### Problem description
Transcribe the material verbatim in full; the pictures do not belong in the copy.

===== Material =====

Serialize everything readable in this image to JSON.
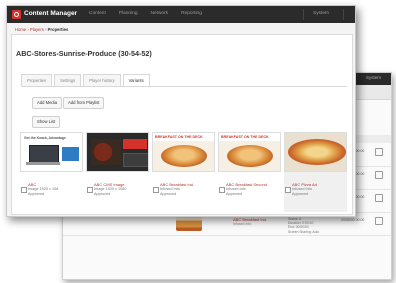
{
  "front_window": {
    "app_title": "Content Manager",
    "nav": [
      "Content",
      "Planning",
      "Network",
      "Reporting"
    ],
    "system_label": "System",
    "breadcrumb": {
      "part1": "Home",
      "part2": "Players",
      "current": "Properties"
    },
    "page_title": "ABC-Stores-Sunrise-Produce (30-54-52)",
    "tabs": [
      "Properties",
      "Settings",
      "Player history",
      "Variants"
    ],
    "active_tab_index": 3,
    "buttons": {
      "add_media": "Add Media",
      "add_from_playlist": "Add from Playlist",
      "show_list": "Show List"
    },
    "cards": [
      {
        "name": "ABC",
        "sub": "Image 1920 x 108",
        "status": "Approved",
        "promo": "",
        "img": "laptop"
      },
      {
        "name": "ABC CMS Image",
        "sub": "Image 1920 x 1080",
        "status": "Approved",
        "promo": "",
        "img": "steak"
      },
      {
        "name": "ABC Breakfast Ind.",
        "sub": "Infused Info",
        "status": "Approved",
        "promo": "BREAKFAST ON THE DECK",
        "img": "pancake"
      },
      {
        "name": "ABC Breakfast Second",
        "sub": "Infused Info",
        "status": "Approved",
        "promo": "BREAKFAST ON THE DECK",
        "img": "pancake"
      },
      {
        "name": "ABC Pizza Ad",
        "sub": "Infused Info",
        "status": "Approved",
        "promo": "",
        "img": "pizza"
      }
    ]
  },
  "back_window": {
    "system_label": "System",
    "col_header": "Modified",
    "rows": [
      {
        "name": "",
        "sub": "",
        "meta": "Status: A\nDuration: 0:00:10\nEnd: 00/00/00\nScreen Sharing: Auto",
        "date": "00/00/00 00:00",
        "img": "pancake"
      },
      {
        "name": "ABC Breakfast Ind.",
        "sub": "Infused Info",
        "meta": "Status: A\nDuration: 0:00:10\nEnd: 00/00/00\nScreen Sharing: Auto",
        "date": "00/00/00 00:00",
        "img": "pancake"
      },
      {
        "name": "ABC Breakfast Ind.",
        "sub": "Infused Info",
        "meta": "Status: A\nDuration: 0:00:10\nEnd: 00/00/00\nScreen Sharing: Auto",
        "date": "00/00/00 00:00",
        "img": "pancake"
      },
      {
        "name": "ABC Breakfast Ind.",
        "sub": "Infused Info",
        "meta": "Status: A\nDuration: 0:00:10\nEnd: 00/00/00\nScreen Sharing: Auto",
        "date": "00/00/00 00:00",
        "img": "pancake"
      }
    ]
  },
  "colors": {
    "brand_red": "#d6312b",
    "topbar": "#2b2b2b",
    "link_red": "#b8332b"
  }
}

=====

### Solved exercise
Serialize everything readable in this image to JSON.
{
  "front_window": {
    "app_title": "Content Manager",
    "nav": [
      "Content",
      "Planning",
      "Network",
      "Reporting"
    ],
    "system_label": "System",
    "breadcrumb": {
      "part1": "Home",
      "part2": "Players",
      "current": "Properties"
    },
    "page_title": "ABC-Stores-Sunrise-Produce (30-54-52)",
    "tabs": [
      "Properties",
      "Settings",
      "Player history",
      "Variants"
    ],
    "active_tab_index": 3,
    "buttons": {
      "add_media": "Add Media",
      "add_from_playlist": "Add from Playlist",
      "show_list": "Show List"
    },
    "cards": [
      {
        "name": "ABC",
        "sub": "Image 1920 x 108",
        "status": "Approved",
        "promo": "",
        "img": "laptop"
      },
      {
        "name": "ABC CMS Image",
        "sub": "Image 1920 x 1080",
        "status": "Approved",
        "promo": "",
        "img": "steak"
      },
      {
        "name": "ABC Breakfast Ind.",
        "sub": "Infused Info",
        "status": "Approved",
        "promo": "BREAKFAST ON THE DECK",
        "img": "pancake"
      },
      {
        "name": "ABC Breakfast Second",
        "sub": "Infused Info",
        "status": "Approved",
        "promo": "BREAKFAST ON THE DECK",
        "img": "pancake"
      },
      {
        "name": "ABC Pizza Ad",
        "sub": "Infused Info",
        "status": "Approved",
        "promo": "",
        "img": "pizza"
      }
    ]
  },
  "back_window": {
    "system_label": "System",
    "col_header": "Modified",
    "rows": [
      {
        "name": "",
        "sub": "",
        "meta": "Status: A\nDuration: 0:00:10\nEnd: 00/00/00\nScreen Sharing: Auto",
        "date": "00/00/00 00:00",
        "img": "pancake"
      },
      {
        "name": "ABC Breakfast Ind.",
        "sub": "Infused Info",
        "meta": "Status: A\nDuration: 0:00:10\nEnd: 00/00/00\nScreen Sharing: Auto",
        "date": "00/00/00 00:00",
        "img": "pancake"
      },
      {
        "name": "ABC Breakfast Ind.",
        "sub": "Infused Info",
        "meta": "Status: A\nDuration: 0:00:10\nEnd: 00/00/00\nScreen Sharing: Auto",
        "date": "00/00/00 00:00",
        "img": "pancake"
      },
      {
        "name": "ABC Breakfast Ind.",
        "sub": "Infused Info",
        "meta": "Status: A\nDuration: 0:00:10\nEnd: 00/00/00\nScreen Sharing: Auto",
        "date": "00/00/00 00:00",
        "img": "pancake"
      }
    ]
  },
  "colors": {
    "brand_red": "#d6312b",
    "topbar": "#2b2b2b",
    "link_red": "#b8332b"
  }
}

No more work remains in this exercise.